* Directions *
Spot every line with the word "title" and return it.
-- Begin --
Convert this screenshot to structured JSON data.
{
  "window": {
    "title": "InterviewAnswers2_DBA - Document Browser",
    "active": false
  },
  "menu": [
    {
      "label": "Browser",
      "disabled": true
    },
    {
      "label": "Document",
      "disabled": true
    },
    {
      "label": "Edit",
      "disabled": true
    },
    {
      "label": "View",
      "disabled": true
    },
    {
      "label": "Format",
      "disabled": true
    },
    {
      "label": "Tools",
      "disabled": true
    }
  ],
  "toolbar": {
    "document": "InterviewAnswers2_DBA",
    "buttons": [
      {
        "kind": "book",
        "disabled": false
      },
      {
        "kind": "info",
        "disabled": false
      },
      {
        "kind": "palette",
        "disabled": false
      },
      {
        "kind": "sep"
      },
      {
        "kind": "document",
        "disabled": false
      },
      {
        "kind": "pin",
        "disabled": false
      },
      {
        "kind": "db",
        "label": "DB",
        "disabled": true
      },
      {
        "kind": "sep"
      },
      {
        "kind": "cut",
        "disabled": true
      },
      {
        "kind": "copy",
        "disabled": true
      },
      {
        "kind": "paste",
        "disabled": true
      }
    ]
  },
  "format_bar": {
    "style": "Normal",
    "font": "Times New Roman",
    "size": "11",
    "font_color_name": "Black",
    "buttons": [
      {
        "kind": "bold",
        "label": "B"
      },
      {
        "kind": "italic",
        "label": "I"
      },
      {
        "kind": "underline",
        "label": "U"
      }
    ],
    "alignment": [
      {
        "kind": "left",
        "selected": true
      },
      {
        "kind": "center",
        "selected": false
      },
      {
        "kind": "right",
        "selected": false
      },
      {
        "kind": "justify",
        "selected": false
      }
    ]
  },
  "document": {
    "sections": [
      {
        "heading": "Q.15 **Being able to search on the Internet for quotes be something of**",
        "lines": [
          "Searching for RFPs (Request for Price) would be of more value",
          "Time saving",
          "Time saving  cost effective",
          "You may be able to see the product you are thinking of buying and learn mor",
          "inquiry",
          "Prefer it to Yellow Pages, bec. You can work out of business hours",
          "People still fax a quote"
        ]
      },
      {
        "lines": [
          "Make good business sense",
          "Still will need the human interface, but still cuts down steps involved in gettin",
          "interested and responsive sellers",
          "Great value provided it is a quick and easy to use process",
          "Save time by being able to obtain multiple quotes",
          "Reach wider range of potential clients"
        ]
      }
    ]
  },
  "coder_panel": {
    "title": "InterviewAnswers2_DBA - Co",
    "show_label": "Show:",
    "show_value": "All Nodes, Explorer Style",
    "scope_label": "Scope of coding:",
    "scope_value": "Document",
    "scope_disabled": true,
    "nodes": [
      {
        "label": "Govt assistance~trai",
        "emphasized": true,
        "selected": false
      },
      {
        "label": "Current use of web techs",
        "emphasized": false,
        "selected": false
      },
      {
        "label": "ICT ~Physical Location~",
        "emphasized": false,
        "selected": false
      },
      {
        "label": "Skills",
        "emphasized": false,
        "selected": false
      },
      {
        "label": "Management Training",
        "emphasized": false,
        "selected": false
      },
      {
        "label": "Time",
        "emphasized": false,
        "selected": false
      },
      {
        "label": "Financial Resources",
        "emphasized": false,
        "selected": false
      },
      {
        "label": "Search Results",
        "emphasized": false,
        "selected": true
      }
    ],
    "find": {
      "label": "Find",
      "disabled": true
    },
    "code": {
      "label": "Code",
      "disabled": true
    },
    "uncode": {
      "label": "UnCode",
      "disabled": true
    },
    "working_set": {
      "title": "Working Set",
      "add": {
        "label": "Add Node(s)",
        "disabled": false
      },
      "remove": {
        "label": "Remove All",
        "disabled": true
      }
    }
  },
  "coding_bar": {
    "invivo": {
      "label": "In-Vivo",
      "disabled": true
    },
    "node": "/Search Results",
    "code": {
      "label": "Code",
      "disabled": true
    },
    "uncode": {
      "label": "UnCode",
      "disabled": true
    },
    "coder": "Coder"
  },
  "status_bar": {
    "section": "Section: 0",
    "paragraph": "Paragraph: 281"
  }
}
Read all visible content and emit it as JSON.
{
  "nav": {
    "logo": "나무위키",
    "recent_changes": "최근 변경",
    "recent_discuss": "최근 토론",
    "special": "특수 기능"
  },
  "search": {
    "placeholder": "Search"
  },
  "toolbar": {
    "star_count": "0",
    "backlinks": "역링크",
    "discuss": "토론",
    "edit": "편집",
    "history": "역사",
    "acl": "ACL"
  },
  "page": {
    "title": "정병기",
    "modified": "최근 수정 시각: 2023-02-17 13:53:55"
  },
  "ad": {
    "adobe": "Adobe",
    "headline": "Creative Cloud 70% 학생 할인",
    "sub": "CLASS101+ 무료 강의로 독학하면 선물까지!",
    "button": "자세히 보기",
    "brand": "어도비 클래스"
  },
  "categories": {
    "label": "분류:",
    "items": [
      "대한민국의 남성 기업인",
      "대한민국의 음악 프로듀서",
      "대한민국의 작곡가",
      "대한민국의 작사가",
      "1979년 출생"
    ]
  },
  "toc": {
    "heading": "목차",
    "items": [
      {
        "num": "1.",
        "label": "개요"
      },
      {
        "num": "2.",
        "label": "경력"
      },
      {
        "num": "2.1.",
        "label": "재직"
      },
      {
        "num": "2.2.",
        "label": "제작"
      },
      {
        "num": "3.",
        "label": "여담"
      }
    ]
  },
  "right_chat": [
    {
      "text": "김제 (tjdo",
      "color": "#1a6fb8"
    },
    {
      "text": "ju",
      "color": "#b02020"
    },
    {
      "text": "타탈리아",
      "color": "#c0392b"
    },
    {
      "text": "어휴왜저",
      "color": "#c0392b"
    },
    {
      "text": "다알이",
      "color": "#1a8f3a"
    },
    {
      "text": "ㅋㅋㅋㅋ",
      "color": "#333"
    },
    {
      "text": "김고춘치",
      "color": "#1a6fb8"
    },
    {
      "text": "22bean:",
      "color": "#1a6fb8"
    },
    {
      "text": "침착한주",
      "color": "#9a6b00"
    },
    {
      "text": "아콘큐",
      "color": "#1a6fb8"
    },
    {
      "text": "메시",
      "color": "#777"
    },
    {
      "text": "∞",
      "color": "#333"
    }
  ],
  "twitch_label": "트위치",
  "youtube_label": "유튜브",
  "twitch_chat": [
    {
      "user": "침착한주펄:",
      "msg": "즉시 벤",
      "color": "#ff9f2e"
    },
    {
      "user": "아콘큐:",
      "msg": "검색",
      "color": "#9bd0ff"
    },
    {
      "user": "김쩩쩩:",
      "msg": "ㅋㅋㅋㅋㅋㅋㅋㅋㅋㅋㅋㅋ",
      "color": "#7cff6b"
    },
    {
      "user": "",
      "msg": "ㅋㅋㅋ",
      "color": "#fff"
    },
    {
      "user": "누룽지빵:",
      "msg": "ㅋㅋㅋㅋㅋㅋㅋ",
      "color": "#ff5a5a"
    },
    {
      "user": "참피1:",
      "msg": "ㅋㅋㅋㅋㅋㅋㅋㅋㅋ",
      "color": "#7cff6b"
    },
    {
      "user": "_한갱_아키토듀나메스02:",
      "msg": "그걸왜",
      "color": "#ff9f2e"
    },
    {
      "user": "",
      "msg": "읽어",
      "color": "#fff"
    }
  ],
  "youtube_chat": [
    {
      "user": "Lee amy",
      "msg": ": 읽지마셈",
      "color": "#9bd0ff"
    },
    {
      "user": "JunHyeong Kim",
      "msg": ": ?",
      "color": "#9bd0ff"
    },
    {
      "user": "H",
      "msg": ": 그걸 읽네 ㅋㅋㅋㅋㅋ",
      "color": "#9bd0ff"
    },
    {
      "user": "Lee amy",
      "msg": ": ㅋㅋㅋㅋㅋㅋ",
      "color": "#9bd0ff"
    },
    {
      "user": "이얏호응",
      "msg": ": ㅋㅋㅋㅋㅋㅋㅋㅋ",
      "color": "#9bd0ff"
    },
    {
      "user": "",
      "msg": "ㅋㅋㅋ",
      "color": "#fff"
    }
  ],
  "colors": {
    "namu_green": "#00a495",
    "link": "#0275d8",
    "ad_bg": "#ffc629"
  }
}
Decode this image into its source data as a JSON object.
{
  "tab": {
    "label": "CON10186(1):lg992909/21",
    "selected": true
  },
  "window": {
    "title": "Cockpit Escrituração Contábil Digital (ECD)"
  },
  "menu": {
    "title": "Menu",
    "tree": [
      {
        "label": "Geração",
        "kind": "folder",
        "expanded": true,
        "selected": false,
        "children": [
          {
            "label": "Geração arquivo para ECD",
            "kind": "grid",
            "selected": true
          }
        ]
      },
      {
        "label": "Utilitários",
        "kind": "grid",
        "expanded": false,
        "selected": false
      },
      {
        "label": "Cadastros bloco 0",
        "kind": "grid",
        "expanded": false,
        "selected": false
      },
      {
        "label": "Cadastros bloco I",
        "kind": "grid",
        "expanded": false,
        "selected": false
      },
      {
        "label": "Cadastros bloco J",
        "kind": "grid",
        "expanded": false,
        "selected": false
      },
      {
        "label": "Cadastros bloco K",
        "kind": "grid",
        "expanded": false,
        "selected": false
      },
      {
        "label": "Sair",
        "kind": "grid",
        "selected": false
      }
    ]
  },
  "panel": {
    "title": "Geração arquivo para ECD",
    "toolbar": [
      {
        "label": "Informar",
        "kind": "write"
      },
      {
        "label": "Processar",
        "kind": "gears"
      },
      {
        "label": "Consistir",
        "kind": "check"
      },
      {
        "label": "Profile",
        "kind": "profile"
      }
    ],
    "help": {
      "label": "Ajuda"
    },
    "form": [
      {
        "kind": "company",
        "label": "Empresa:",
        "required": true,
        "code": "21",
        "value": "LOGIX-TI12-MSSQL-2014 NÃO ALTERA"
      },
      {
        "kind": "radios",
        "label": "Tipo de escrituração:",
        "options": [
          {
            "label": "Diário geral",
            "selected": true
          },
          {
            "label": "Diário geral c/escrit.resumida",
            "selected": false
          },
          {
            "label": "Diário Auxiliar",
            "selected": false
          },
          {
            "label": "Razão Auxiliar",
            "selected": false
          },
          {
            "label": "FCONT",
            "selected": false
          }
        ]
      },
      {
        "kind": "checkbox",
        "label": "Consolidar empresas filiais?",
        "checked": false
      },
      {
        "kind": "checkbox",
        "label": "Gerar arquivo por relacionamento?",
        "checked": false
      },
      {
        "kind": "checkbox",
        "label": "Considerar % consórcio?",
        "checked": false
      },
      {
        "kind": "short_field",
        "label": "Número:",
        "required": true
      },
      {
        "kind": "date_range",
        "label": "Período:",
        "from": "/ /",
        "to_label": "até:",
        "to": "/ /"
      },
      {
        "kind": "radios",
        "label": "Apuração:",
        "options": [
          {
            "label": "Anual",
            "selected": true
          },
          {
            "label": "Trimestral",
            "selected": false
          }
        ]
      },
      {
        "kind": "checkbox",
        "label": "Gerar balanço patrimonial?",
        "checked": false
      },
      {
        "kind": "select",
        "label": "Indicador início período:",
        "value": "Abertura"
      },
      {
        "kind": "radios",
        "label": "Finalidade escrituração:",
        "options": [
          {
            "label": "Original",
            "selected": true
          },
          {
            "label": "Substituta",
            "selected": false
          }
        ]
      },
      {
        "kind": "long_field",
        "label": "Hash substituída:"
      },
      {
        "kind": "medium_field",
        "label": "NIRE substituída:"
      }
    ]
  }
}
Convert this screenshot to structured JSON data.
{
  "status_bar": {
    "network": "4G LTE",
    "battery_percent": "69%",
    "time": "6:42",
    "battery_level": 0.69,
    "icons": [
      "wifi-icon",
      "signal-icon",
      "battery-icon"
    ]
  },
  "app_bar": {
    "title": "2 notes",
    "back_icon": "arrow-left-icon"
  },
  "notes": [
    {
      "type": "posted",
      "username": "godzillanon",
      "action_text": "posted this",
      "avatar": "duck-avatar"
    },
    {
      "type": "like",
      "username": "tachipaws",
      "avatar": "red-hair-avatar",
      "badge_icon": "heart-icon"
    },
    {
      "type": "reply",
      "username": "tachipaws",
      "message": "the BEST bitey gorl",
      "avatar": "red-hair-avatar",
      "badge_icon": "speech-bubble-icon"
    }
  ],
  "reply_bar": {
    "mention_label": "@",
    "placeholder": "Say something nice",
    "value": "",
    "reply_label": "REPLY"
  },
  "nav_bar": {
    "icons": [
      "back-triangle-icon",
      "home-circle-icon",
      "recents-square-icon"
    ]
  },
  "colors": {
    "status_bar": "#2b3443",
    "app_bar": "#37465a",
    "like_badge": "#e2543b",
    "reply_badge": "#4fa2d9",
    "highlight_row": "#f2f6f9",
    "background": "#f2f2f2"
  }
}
-- End --
* The answer *
    "title": "InterviewAnswers2_DBA - Document Browser",
    "title": "InterviewAnswers2_DBA - Co",
      "title": "Working Set",
    "title": "정병기",
    "title": "Cockpit Escrituração Contábil Digital (ECD)"
    "title": "Menu",
    "title": "Geração arquivo para ECD",
    "title": "2 notes",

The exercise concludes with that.